Written task —
Extract every line of the material that holds the string "title".

Provided material —
::::::::
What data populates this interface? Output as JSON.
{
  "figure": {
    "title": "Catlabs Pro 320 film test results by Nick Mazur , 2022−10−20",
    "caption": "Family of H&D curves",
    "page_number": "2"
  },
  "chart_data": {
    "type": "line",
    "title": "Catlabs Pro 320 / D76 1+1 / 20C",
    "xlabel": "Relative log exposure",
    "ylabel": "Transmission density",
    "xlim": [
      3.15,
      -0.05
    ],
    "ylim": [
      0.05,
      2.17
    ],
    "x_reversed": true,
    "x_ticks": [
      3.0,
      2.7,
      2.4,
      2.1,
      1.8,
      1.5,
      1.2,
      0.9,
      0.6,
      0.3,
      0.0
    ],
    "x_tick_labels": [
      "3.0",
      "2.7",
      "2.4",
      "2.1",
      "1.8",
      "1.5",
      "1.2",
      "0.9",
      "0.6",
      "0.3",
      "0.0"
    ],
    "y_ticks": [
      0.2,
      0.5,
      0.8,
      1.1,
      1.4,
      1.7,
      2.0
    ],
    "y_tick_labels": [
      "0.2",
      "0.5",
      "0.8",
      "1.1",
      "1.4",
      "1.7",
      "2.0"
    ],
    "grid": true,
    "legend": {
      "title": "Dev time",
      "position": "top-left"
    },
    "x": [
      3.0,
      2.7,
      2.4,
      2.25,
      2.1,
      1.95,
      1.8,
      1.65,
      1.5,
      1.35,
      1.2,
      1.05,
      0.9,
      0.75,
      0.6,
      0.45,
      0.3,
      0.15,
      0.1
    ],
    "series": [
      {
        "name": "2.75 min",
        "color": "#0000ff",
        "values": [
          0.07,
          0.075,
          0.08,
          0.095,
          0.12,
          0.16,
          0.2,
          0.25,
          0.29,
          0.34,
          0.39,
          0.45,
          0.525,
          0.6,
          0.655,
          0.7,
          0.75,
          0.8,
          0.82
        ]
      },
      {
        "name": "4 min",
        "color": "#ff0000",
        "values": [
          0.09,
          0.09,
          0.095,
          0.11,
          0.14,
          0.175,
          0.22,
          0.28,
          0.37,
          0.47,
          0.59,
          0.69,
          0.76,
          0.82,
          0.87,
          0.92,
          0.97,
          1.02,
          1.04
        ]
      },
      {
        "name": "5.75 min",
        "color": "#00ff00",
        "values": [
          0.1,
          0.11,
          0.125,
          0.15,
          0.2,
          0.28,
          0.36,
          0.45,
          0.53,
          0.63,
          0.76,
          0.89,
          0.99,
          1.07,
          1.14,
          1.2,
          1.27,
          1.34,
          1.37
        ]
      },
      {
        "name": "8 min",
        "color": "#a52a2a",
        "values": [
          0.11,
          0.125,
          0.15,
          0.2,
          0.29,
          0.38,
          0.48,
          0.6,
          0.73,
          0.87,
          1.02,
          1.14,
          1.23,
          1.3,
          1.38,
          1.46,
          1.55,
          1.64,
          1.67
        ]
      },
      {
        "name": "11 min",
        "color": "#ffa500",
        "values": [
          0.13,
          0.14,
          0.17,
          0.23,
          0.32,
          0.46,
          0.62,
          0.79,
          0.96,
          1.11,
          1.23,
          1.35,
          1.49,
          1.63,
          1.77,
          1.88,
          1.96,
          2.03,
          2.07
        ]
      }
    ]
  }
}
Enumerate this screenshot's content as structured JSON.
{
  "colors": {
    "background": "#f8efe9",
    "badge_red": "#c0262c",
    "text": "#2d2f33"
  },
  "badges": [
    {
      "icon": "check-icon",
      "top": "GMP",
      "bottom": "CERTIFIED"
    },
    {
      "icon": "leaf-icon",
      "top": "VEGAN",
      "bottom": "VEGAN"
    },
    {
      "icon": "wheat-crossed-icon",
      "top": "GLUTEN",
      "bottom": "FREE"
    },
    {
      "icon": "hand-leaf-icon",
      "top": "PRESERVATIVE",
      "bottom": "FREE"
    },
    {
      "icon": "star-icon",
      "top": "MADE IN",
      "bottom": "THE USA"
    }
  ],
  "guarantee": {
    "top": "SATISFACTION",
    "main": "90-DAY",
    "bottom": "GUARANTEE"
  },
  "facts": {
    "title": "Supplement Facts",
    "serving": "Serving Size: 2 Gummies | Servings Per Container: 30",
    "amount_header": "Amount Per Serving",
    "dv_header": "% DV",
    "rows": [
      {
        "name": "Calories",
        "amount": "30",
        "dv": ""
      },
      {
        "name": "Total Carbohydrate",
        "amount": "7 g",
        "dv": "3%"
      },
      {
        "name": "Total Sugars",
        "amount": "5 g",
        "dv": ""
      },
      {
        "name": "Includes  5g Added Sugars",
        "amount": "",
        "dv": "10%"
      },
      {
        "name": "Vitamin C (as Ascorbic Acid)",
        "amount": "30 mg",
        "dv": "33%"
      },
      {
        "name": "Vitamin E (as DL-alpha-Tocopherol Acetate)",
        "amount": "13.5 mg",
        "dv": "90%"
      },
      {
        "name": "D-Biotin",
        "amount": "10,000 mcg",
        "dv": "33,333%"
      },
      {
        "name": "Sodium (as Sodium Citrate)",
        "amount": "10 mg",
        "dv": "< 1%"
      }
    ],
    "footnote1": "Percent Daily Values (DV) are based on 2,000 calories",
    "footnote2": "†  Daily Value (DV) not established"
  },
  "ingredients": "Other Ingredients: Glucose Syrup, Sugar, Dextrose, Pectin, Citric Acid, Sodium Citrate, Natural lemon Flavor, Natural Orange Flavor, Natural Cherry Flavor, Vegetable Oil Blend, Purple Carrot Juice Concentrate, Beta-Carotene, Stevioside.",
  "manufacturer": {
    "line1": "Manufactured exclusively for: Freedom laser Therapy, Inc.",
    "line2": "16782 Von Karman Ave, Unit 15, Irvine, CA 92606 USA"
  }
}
::::::::
The completed task —
    "title": "Catlabs Pro 320 film test results by Nick Mazur , 2022−10−20",
    "title": "Catlabs Pro 320 / D76 1+1 / 20C",
      "title": "Dev time",
    "title": "Supplement Facts",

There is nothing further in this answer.